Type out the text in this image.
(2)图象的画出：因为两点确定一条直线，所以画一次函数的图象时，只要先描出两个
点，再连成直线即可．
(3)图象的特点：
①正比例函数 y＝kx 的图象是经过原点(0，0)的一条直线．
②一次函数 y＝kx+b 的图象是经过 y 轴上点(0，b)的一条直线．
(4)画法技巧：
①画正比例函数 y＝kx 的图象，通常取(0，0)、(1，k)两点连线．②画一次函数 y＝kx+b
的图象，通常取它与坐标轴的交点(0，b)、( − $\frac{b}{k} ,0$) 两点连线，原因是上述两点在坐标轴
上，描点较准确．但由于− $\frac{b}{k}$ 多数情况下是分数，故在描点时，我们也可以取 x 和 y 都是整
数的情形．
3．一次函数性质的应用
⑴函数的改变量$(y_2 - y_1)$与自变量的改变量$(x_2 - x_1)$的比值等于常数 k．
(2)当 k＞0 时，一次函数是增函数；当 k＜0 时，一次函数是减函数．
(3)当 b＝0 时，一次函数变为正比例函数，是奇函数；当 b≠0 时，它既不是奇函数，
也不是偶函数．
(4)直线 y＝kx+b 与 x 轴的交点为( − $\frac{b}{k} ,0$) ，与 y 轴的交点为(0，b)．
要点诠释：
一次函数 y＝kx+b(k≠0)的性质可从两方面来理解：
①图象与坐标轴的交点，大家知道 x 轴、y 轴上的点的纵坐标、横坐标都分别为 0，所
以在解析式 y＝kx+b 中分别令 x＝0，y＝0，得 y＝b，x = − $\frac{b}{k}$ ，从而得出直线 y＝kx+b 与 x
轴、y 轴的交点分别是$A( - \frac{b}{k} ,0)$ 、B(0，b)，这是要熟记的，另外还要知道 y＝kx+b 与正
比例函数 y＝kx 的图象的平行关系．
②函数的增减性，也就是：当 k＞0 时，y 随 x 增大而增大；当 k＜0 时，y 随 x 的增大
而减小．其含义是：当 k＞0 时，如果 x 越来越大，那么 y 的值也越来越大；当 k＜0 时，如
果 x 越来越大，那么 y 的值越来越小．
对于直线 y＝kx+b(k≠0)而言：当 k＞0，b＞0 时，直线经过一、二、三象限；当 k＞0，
-------
-- What is being asked --
Looking at the data above, how many lines hold the word "两点连线"? Respond with the number alone.

-- Task response --
2